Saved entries
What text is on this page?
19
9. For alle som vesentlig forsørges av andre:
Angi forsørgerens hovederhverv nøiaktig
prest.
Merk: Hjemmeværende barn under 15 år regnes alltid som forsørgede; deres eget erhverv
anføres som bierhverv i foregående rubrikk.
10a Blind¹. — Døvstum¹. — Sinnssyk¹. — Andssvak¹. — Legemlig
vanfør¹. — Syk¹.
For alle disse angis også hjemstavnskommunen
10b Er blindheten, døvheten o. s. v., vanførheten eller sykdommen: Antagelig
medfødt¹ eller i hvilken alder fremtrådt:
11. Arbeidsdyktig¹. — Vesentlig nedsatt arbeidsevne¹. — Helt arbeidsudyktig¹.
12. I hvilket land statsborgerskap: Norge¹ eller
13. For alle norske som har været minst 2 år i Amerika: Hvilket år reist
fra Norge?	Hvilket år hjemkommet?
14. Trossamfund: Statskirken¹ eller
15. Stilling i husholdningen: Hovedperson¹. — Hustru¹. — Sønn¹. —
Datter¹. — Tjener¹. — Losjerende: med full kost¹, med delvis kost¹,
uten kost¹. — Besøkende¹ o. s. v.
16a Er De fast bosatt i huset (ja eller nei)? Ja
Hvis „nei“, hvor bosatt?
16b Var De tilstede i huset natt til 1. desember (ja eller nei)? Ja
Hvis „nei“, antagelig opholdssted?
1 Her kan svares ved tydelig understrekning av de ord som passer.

AIM OF THE TASK:
Output each record precisely as given.

SOLVED EXERCISE:
What text is on this page?
19
9. For alle som vesentlig forsørges av andre:
Angi forsørgerens hovederhverv nøiaktig
prest.
Merk: Hjemmeværende barn under 15 år regnes alltid som forsørgede; deres eget erhverv
anføres som bierhverv i foregående rubrikk.
10a Blind¹. — Døvstum¹. — Sinnssyk¹. — Andssvak¹. — Legemlig
vanfør¹. — Syk¹.
For alle disse angis også hjemstavnskommunen
10b Er blindheten, døvheten o. s. v., vanførheten eller sykdommen: Antagelig
medfødt¹ eller i hvilken alder fremtrådt:
11. Arbeidsdyktig¹. — Vesentlig nedsatt arbeidsevne¹. — Helt arbeidsudyktig¹.
12. I hvilket land statsborgerskap: Norge¹ eller
13. For alle norske som har været minst 2 år i Amerika: Hvilket år reist
fra Norge?	Hvilket år hjemkommet?
14. Trossamfund: Statskirken¹ eller
15. Stilling i husholdningen: Hovedperson¹. — Hustru¹. — Sønn¹. —
Datter¹. — Tjener¹. — Losjerende: med full kost¹, med delvis kost¹,
uten kost¹. — Besøkende¹ o. s. v.
16a Er De fast bosatt i huset (ja eller nei)? Ja
Hvis „nei“, hvor bosatt?
16b Var De tilstede i huset natt til 1. desember (ja eller nei)? Ja
Hvis „nei“, antagelig opholdssted?
1 Her kan svares ved tydelig understrekning av de ord som passer.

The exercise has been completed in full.